■ WHAT TO WORK ON ■
Can all of these lines be returned exactly?

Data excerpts
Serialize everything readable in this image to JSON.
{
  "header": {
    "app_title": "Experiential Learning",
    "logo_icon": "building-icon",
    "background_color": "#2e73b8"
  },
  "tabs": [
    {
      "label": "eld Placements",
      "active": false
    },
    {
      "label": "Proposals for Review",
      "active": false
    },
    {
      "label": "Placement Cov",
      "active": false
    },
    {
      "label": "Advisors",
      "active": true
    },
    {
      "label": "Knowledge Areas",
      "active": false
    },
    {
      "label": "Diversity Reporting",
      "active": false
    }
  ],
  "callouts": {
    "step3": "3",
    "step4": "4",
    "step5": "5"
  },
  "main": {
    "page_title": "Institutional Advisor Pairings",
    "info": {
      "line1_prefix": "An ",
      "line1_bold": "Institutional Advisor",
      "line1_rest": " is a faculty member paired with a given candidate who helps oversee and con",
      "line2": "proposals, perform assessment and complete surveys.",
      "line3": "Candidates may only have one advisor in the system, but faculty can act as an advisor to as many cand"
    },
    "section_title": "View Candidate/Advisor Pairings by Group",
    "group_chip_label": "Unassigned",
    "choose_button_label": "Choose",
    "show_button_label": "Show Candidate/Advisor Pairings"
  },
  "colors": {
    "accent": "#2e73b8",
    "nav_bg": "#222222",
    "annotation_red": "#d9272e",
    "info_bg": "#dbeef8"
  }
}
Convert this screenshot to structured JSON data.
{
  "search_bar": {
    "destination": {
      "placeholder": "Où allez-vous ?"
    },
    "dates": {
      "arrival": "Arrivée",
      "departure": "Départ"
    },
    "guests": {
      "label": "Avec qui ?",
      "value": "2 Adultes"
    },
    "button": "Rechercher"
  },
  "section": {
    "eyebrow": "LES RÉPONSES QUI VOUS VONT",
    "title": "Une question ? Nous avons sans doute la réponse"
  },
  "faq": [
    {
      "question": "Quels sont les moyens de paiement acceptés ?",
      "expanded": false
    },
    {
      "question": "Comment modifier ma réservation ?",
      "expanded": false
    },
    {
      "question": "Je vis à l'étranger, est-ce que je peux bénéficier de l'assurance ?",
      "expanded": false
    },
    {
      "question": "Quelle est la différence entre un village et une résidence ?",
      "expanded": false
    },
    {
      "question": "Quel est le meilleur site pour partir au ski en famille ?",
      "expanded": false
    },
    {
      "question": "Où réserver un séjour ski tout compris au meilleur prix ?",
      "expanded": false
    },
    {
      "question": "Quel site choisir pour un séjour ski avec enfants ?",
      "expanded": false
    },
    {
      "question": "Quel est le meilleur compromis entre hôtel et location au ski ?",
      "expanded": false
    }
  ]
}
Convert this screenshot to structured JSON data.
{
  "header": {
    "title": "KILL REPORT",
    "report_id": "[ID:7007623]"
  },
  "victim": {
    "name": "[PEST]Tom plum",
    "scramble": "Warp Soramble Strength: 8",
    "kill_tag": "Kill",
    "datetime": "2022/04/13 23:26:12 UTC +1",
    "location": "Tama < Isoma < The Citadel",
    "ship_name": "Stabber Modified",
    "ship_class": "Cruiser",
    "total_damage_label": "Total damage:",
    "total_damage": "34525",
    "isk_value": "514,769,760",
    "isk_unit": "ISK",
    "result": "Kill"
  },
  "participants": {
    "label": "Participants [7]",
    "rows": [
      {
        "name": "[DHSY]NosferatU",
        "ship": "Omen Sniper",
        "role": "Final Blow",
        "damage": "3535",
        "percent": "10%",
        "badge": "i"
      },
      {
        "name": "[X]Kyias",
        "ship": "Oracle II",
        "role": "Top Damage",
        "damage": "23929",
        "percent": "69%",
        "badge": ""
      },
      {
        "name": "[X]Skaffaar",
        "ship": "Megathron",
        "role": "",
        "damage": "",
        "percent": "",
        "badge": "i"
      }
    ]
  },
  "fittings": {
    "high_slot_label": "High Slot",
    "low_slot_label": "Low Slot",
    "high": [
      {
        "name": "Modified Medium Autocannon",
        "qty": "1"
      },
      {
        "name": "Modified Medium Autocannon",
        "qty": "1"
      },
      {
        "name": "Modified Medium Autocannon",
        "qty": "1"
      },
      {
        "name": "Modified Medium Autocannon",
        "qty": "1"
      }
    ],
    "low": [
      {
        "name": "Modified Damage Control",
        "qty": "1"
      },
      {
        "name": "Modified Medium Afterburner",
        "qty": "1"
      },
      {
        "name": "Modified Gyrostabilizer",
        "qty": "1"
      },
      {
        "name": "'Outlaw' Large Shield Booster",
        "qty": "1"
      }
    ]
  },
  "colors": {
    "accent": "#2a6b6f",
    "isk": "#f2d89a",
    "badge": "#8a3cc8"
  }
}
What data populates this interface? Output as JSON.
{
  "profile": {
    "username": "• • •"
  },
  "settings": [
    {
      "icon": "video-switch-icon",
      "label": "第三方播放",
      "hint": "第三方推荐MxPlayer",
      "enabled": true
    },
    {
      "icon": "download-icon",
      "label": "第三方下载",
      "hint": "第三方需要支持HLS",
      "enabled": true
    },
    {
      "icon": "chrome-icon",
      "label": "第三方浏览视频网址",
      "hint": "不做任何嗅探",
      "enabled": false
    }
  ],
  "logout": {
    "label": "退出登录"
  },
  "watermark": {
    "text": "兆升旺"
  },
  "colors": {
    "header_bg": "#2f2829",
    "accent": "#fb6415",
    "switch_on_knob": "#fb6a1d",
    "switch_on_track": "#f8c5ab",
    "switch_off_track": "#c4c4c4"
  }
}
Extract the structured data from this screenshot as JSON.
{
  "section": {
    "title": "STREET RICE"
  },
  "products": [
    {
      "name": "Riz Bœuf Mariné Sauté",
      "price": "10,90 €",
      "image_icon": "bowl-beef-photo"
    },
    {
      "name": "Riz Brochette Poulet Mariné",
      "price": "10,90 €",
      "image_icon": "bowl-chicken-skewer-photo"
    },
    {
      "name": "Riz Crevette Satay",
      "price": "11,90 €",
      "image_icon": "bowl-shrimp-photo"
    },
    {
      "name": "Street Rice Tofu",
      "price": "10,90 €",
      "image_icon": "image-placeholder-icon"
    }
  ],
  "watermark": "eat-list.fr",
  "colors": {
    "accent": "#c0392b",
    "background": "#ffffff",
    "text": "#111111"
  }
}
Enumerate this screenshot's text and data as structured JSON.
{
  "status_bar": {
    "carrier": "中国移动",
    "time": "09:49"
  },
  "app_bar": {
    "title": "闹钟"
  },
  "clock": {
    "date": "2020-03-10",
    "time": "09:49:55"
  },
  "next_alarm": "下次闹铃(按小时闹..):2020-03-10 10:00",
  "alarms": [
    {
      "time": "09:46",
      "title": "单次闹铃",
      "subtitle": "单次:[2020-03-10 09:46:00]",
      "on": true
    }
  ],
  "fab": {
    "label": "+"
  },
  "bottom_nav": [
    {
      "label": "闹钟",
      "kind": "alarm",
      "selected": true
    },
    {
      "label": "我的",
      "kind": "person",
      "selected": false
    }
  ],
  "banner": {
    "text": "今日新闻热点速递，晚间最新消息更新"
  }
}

■ SOLUTION FOR THIS EXERCISE ■
Serialize everything readable in this image to JSON.
{
  "header": {
    "app_title": "Experiential Learning",
    "logo_icon": "building-icon",
    "background_color": "#2e73b8"
  },
  "tabs": [
    {
      "label": "eld Placements",
      "active": false
    },
    {
      "label": "Proposals for Review",
      "active": false
    },
    {
      "label": "Placement Cov",
      "active": false
    },
    {
      "label": "Advisors",
      "active": true
    },
    {
      "label": "Knowledge Areas",
      "active": false
    },
    {
      "label": "Diversity Reporting",
      "active": false
    }
  ],
  "callouts": {
    "step3": "3",
    "step4": "4",
    "step5": "5"
  },
  "main": {
    "page_title": "Institutional Advisor Pairings",
    "info": {
      "line1_prefix": "An ",
      "line1_bold": "Institutional Advisor",
      "line1_rest": " is a faculty member paired with a given candidate who helps oversee and con",
      "line2": "proposals, perform assessment and complete surveys.",
      "line3": "Candidates may only have one advisor in the system, but faculty can act as an advisor to as many cand"
    },
    "section_title": "View Candidate/Advisor Pairings by Group",
    "group_chip_label": "Unassigned",
    "choose_button_label": "Choose",
    "show_button_label": "Show Candidate/Advisor Pairings"
  },
  "colors": {
    "accent": "#2e73b8",
    "nav_bg": "#222222",
    "annotation_red": "#d9272e",
    "info_bg": "#dbeef8"
  }
}
Convert this screenshot to structured JSON data.
{
  "search_bar": {
    "destination": {
      "placeholder": "Où allez-vous ?"
    },
    "dates": {
      "arrival": "Arrivée",
      "departure": "Départ"
    },
    "guests": {
      "label": "Avec qui ?",
      "value": "2 Adultes"
    },
    "button": "Rechercher"
  },
  "section": {
    "eyebrow": "LES RÉPONSES QUI VOUS VONT",
    "title": "Une question ? Nous avons sans doute la réponse"
  },
  "faq": [
    {
      "question": "Quels sont les moyens de paiement acceptés ?",
      "expanded": false
    },
    {
      "question": "Comment modifier ma réservation ?",
      "expanded": false
    },
    {
      "question": "Je vis à l'étranger, est-ce que je peux bénéficier de l'assurance ?",
      "expanded": false
    },
    {
      "question": "Quelle est la différence entre un village et une résidence ?",
      "expanded": false
    },
    {
      "question": "Quel est le meilleur site pour partir au ski en famille ?",
      "expanded": false
    },
    {
      "question": "Où réserver un séjour ski tout compris au meilleur prix ?",
      "expanded": false
    },
    {
      "question": "Quel site choisir pour un séjour ski avec enfants ?",
      "expanded": false
    },
    {
      "question": "Quel est le meilleur compromis entre hôtel et location au ski ?",
      "expanded": false
    }
  ]
}
Convert this screenshot to structured JSON data.
{
  "header": {
    "title": "KILL REPORT",
    "report_id": "[ID:7007623]"
  },
  "victim": {
    "name": "[PEST]Tom plum",
    "scramble": "Warp Soramble Strength: 8",
    "kill_tag": "Kill",
    "datetime": "2022/04/13 23:26:12 UTC +1",
    "location": "Tama < Isoma < The Citadel",
    "ship_name": "Stabber Modified",
    "ship_class": "Cruiser",
    "total_damage_label": "Total damage:",
    "total_damage": "34525",
    "isk_value": "514,769,760",
    "isk_unit": "ISK",
    "result": "Kill"
  },
  "participants": {
    "label": "Participants [7]",
    "rows": [
      {
        "name": "[DHSY]NosferatU",
        "ship": "Omen Sniper",
        "role": "Final Blow",
        "damage": "3535",
        "percent": "10%",
        "badge": "i"
      },
      {
        "name": "[X]Kyias",
        "ship": "Oracle II",
        "role": "Top Damage",
        "damage": "23929",
        "percent": "69%",
        "badge": ""
      },
      {
        "name": "[X]Skaffaar",
        "ship": "Megathron",
        "role": "",
        "damage": "",
        "percent": "",
        "badge": "i"
      }
    ]
  },
  "fittings": {
    "high_slot_label": "High Slot",
    "low_slot_label": "Low Slot",
    "high": [
      {
        "name": "Modified Medium Autocannon",
        "qty": "1"
      },
      {
        "name": "Modified Medium Autocannon",
        "qty": "1"
      },
      {
        "name": "Modified Medium Autocannon",
        "qty": "1"
      },
      {
        "name": "Modified Medium Autocannon",
        "qty": "1"
      }
    ],
    "low": [
      {
        "name": "Modified Damage Control",
        "qty": "1"
      },
      {
        "name": "Modified Medium Afterburner",
        "qty": "1"
      },
      {
        "name": "Modified Gyrostabilizer",
        "qty": "1"
      },
      {
        "name": "'Outlaw' Large Shield Booster",
        "qty": "1"
      }
    ]
  },
  "colors": {
    "accent": "#2a6b6f",
    "isk": "#f2d89a",
    "badge": "#8a3cc8"
  }
}
What data populates this interface? Output as JSON.
{
  "profile": {
    "username": "• • •"
  },
  "settings": [
    {
      "icon": "video-switch-icon",
      "label": "第三方播放",
      "hint": "第三方推荐MxPlayer",
      "enabled": true
    },
    {
      "icon": "download-icon",
      "label": "第三方下载",
      "hint": "第三方需要支持HLS",
      "enabled": true
    },
    {
      "icon": "chrome-icon",
      "label": "第三方浏览视频网址",
      "hint": "不做任何嗅探",
      "enabled": false
    }
  ],
  "logout": {
    "label": "退出登录"
  },
  "watermark": {
    "text": "兆升旺"
  },
  "colors": {
    "header_bg": "#2f2829",
    "accent": "#fb6415",
    "switch_on_knob": "#fb6a1d",
    "switch_on_track": "#f8c5ab",
    "switch_off_track": "#c4c4c4"
  }
}
Extract the structured data from this screenshot as JSON.
{
  "section": {
    "title": "STREET RICE"
  },
  "products": [
    {
      "name": "Riz Bœuf Mariné Sauté",
      "price": "10,90 €",
      "image_icon": "bowl-beef-photo"
    },
    {
      "name": "Riz Brochette Poulet Mariné",
      "price": "10,90 €",
      "image_icon": "bowl-chicken-skewer-photo"
    },
    {
      "name": "Riz Crevette Satay",
      "price": "11,90 €",
      "image_icon": "bowl-shrimp-photo"
    },
    {
      "name": "Street Rice Tofu",
      "price": "10,90 €",
      "image_icon": "image-placeholder-icon"
    }
  ],
  "watermark": "eat-list.fr",
  "colors": {
    "accent": "#c0392b",
    "background": "#ffffff",
    "text": "#111111"
  }
}
Enumerate this screenshot's text and data as structured JSON.
{
  "status_bar": {
    "carrier": "中国移动",
    "time": "09:49"
  },
  "app_bar": {
    "title": "闹钟"
  },
  "clock": {
    "date": "2020-03-10",
    "time": "09:49:55"
  },
  "next_alarm": "下次闹铃(按小时闹..):2020-03-10 10:00",
  "alarms": [
    {
      "time": "09:46",
      "title": "单次闹铃",
      "subtitle": "单次:[2020-03-10 09:46:00]",
      "on": true
    }
  ],
  "fab": {
    "label": "+"
  },
  "bottom_nav": [
    {
      "label": "闹钟",
      "kind": "alarm",
      "selected": true
    },
    {
      "label": "我的",
      "kind": "person",
      "selected": false
    }
  ],
  "banner": {
    "text": "今日新闻热点速递，晚间最新消息更新"
  }
}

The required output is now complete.